## Cosa fare
- A) Rispondi a queste domande sul testo sul federalismo, una per riga:
(i) In quale campo è nato il federalismo oggi all'ordine del giorno?
(ii) Chi ne ha fatto la propria insegna all'inizio degli anni '90?
(iii) A quali aree dell'Europa si voleva agganciare il Nord, e quale era in testa?
- B) Riprendi il testo sul federalismo e proseguilo a partire dall'ultima frase riportata.

## Documento di partenza
__________
Il federalismo che è oggi all'ordine del giorno non è nato nel campo operaio, bensì in quello borghese.
All'inizio degli anni '90 è stato il piccolo-medio padronato padano a farne la propria insegna, insieme con il liberismo (un particolare che a sinistra spesso si dimentica). I sciur Brambilla vi sono stati spinti dalla percezione che, nell'acuirsi della crisi, l'Italia perdeva velocemente competitività in Europa e nel mondo. Come mettere al riparo le proprie aziende da questo processo? Presto detto. Primo: accentuando l'autonomia (fiscale, amministrativa, etc.) del Nord avanzato dalla parte arretrata e "assistita" del paese, per agganciarsi alle aree più dinamiche dell'Europa, grande Germania riunificata in testa. Secondo: liberando le imprese dai vincoli generali contrattuali e normativi -definiti "centralisti" perché riconosciuti e sanciti dallo stato- strappati dalla classe operaia a tutela della propria organizzazione unitaria, in particolare delle proprie parti più esposte. In soldoni: tagliare trasferimenti ed investimenti pubblici al sud, tagliare il salario e l'organizzazione operaia (al nord, al centro e al sud).
__________
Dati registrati
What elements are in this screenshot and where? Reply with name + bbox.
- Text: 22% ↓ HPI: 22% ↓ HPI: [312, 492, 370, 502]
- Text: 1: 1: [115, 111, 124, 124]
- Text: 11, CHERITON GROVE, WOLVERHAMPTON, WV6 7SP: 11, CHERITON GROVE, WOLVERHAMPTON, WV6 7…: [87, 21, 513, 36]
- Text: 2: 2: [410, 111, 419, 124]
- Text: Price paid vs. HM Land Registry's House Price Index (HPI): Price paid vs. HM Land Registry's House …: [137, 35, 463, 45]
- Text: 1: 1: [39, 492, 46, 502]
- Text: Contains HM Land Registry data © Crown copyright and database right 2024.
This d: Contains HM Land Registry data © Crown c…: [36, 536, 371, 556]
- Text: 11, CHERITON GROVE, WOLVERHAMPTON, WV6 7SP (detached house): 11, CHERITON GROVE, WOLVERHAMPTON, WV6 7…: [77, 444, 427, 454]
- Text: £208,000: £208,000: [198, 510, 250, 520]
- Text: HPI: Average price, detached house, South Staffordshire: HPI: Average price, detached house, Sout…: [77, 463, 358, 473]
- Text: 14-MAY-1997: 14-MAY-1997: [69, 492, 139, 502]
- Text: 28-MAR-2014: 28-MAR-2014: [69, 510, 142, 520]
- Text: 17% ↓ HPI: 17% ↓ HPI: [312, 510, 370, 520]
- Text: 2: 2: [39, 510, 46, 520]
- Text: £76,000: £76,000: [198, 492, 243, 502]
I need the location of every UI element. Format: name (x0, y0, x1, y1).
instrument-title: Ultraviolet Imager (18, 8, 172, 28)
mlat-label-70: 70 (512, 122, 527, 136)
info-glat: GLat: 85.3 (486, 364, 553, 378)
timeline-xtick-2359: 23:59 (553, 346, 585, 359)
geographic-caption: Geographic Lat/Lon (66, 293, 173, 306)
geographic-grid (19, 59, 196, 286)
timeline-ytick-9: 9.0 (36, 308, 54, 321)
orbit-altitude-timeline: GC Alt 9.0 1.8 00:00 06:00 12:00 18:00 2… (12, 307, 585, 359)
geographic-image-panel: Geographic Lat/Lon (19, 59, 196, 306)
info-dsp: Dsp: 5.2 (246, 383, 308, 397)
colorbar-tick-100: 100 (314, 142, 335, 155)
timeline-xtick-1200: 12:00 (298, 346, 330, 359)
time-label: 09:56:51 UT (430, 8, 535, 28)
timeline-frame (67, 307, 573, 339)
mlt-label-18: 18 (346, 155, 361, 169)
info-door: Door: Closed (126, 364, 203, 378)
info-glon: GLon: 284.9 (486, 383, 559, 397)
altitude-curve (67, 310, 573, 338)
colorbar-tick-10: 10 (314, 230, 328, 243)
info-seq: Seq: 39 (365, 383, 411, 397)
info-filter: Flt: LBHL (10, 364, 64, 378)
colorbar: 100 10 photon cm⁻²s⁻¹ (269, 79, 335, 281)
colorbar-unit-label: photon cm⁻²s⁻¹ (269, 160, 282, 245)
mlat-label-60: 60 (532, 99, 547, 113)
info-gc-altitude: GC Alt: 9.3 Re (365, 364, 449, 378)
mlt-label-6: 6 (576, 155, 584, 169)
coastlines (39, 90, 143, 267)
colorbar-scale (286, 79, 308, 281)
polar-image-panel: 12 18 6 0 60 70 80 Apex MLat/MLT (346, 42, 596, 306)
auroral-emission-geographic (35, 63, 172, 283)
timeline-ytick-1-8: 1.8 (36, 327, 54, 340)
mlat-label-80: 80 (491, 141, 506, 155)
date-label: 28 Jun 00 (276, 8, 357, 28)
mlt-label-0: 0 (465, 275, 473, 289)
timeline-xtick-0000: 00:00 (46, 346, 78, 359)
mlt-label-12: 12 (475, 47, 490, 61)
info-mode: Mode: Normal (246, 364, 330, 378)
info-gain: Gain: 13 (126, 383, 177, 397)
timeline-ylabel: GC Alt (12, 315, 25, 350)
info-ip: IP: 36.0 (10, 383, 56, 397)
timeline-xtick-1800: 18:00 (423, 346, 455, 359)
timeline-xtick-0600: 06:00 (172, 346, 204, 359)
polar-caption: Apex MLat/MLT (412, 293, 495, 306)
__________
## Risposte per compito
- A)
(i) Nel campo borghese, non in quello operaio.
(ii) Il piccolo-medio padronato padano.
(iii) Alle aree più dinamiche dell'Europa, con la grande Germania riunificata in testa.

- B)
Federalismo e liberismo: il binomio che ha fatto le fortune della Lega. Due facce d'una politica a tutto tondo anti-operaia in quanto attacca, a pro del capitale, meccanismi serviti, in una certa misura, a proteggere e unificare su scala nazionale il proletariato.
Per un certo tratto di tempo è stato anche il grande capitale a gonfiare le vele del leghismo, sebbene senza identificarsi mai a pieno col federalismo leghista.
Alla grande impresa va bene sfruttare le diseguaglianze di sviluppo tra nord e sud secondo il "modello Melfi" o il "modello Nereto" (gabbie salariali di fatto, fabbrica alla giapponese, e senza il disturbo di un sindacato aziendale). Le va bene anche accentrare maggiormente nelle aree più ricche le risorse disponibili per investimenti e consumi. Ciò migliorerebbe la concorrenzialità dell'azienda-Italia e aiuterebbe a conservare una certa pace sociale nelle regioni strategicamente decisive. Non vede di buon occhio, invece, tutto ciò che può condurre alla disgregazione dello stato unitario. Ma, per quanto soft, il federalismo della grande impresa dà un contributo non secondario alla diffusione generale del federalismo.
L'attuale ondata federalista, insomma, è nata e si è gonfiata su un terreno piccolo e grande-borghese, extra e anti-proletario, ma ha sciaguratamente trasbordato, e quanto!, nel movimento operaio. Ed è da credere che la veemente campagna aperta da Bossi, in nome del federalismo, contro la destra "fascista, centralista, autoritaria, clientelare" e così via, -è la stessa destra, peraltro, con cui la Lega di Bossi ha stretto un patto di governo ed ha varato la finanziaria '95!-, contribuirà a diffondere ancor più la convinzione che la prospettiva federalista sia "di sinistra", quindi in qualche modo favorevole alla classe operaia. Niente di più falso!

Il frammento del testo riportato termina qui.